*TO DO:* Each entry in the listing below should be restated word for word.

*STORED RECORDS:*
---
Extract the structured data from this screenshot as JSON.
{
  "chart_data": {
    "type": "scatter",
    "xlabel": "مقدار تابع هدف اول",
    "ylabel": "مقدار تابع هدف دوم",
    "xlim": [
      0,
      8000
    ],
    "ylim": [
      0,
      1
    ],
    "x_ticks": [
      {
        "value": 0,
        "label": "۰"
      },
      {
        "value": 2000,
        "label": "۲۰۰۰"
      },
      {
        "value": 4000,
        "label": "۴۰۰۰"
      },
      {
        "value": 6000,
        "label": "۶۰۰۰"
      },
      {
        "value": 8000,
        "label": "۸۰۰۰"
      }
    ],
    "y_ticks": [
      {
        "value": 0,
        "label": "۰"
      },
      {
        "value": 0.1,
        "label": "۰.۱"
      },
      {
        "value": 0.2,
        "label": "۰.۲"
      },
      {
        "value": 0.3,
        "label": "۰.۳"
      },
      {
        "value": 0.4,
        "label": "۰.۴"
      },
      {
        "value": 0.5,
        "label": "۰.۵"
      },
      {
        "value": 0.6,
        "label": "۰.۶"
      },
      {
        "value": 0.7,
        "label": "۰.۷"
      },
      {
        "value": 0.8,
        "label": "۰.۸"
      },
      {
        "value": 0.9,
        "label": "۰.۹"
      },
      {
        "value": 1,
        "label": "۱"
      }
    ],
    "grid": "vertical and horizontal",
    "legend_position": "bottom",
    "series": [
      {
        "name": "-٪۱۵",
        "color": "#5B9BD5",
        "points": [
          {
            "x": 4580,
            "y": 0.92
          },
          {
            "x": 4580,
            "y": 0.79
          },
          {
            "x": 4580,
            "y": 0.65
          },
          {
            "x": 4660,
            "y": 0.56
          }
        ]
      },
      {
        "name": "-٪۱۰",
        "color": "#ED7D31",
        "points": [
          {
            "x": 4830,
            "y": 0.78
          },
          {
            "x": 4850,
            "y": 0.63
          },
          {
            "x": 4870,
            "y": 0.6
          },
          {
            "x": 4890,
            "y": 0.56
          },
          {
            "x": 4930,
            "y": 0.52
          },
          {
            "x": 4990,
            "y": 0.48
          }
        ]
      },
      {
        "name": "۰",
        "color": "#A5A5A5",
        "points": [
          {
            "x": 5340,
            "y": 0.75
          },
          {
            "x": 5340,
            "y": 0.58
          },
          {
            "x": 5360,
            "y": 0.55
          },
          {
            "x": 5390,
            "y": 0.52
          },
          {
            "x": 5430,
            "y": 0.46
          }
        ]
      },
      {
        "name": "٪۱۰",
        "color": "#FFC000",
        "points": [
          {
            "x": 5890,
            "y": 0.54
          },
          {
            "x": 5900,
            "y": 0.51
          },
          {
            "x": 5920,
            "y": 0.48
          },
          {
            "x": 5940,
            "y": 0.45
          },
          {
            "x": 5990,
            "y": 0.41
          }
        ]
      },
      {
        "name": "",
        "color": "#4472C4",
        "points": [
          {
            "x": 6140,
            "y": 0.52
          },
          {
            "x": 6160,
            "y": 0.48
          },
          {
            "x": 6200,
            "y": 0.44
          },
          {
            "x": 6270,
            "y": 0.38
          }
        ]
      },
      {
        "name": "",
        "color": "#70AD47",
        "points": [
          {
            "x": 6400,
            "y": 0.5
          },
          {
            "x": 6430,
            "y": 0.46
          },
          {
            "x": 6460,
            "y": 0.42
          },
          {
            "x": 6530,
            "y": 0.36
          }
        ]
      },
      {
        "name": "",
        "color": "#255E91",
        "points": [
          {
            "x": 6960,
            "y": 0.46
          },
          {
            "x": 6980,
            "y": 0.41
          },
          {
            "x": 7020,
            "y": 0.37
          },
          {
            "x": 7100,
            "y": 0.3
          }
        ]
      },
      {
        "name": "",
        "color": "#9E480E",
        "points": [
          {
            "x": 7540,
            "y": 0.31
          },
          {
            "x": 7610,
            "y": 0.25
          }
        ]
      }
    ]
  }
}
---
*EXERCISE SOLUTION:*
Extract the structured data from this screenshot as JSON.
{
  "chart_data": {
    "type": "scatter",
    "xlabel": "مقدار تابع هدف اول",
    "ylabel": "مقدار تابع هدف دوم",
    "xlim": [
      0,
      8000
    ],
    "ylim": [
      0,
      1
    ],
    "x_ticks": [
      {
        "value": 0,
        "label": "۰"
      },
      {
        "value": 2000,
        "label": "۲۰۰۰"
      },
      {
        "value": 4000,
        "label": "۴۰۰۰"
      },
      {
        "value": 6000,
        "label": "۶۰۰۰"
      },
      {
        "value": 8000,
        "label": "۸۰۰۰"
      }
    ],
    "y_ticks": [
      {
        "value": 0,
        "label": "۰"
      },
      {
        "value": 0.1,
        "label": "۰.۱"
      },
      {
        "value": 0.2,
        "label": "۰.۲"
      },
      {
        "value": 0.3,
        "label": "۰.۳"
      },
      {
        "value": 0.4,
        "label": "۰.۴"
      },
      {
        "value": 0.5,
        "label": "۰.۵"
      },
      {
        "value": 0.6,
        "label": "۰.۶"
      },
      {
        "value": 0.7,
        "label": "۰.۷"
      },
      {
        "value": 0.8,
        "label": "۰.۸"
      },
      {
        "value": 0.9,
        "label": "۰.۹"
      },
      {
        "value": 1,
        "label": "۱"
      }
    ],
    "grid": "vertical and horizontal",
    "legend_position": "bottom",
    "series": [
      {
        "name": "-٪۱۵",
        "color": "#5B9BD5",
        "points": [
          {
            "x": 4580,
            "y": 0.92
          },
          {
            "x": 4580,
            "y": 0.79
          },
          {
            "x": 4580,
            "y": 0.65
          },
          {
            "x": 4660,
            "y": 0.56
          }
        ]
      },
      {
        "name": "-٪۱۰",
        "color": "#ED7D31",
        "points": [
          {
            "x": 4830,
            "y": 0.78
          },
          {
            "x": 4850,
            "y": 0.63
          },
          {
            "x": 4870,
            "y": 0.6
          },
          {
            "x": 4890,
            "y": 0.56
          },
          {
            "x": 4930,
            "y": 0.52
          },
          {
            "x": 4990,
            "y": 0.48
          }
        ]
      },
      {
        "name": "۰",
        "color": "#A5A5A5",
        "points": [
          {
            "x": 5340,
            "y": 0.75
          },
          {
            "x": 5340,
            "y": 0.58
          },
          {
            "x": 5360,
            "y": 0.55
          },
          {
            "x": 5390,
            "y": 0.52
          },
          {
            "x": 5430,
            "y": 0.46
          }
        ]
      },
      {
        "name": "٪۱۰",
        "color": "#FFC000",
        "points": [
          {
            "x": 5890,
            "y": 0.54
          },
          {
            "x": 5900,
            "y": 0.51
          },
          {
            "x": 5920,
            "y": 0.48
          },
          {
            "x": 5940,
            "y": 0.45
          },
          {
            "x": 5990,
            "y": 0.41
          }
        ]
      },
      {
        "name": "",
        "color": "#4472C4",
        "points": [
          {
            "x": 6140,
            "y": 0.52
          },
          {
            "x": 6160,
            "y": 0.48
          },
          {
            "x": 6200,
            "y": 0.44
          },
          {
            "x": 6270,
            "y": 0.38
          }
        ]
      },
      {
        "name": "",
        "color": "#70AD47",
        "points": [
          {
            "x": 6400,
            "y": 0.5
          },
          {
            "x": 6430,
            "y": 0.46
          },
          {
            "x": 6460,
            "y": 0.42
          },
          {
            "x": 6530,
            "y": 0.36
          }
        ]
      },
      {
        "name": "",
        "color": "#255E91",
        "points": [
          {
            "x": 6960,
            "y": 0.46
          },
          {
            "x": 6980,
            "y": 0.41
          },
          {
            "x": 7020,
            "y": 0.37
          },
          {
            "x": 7100,
            "y": 0.3
          }
        ]
      },
      {
        "name": "",
        "color": "#9E480E",
        "points": [
          {
            "x": 7540,
            "y": 0.31
          },
          {
            "x": 7610,
            "y": 0.25
          }
        ]
      }
    ]
  }
}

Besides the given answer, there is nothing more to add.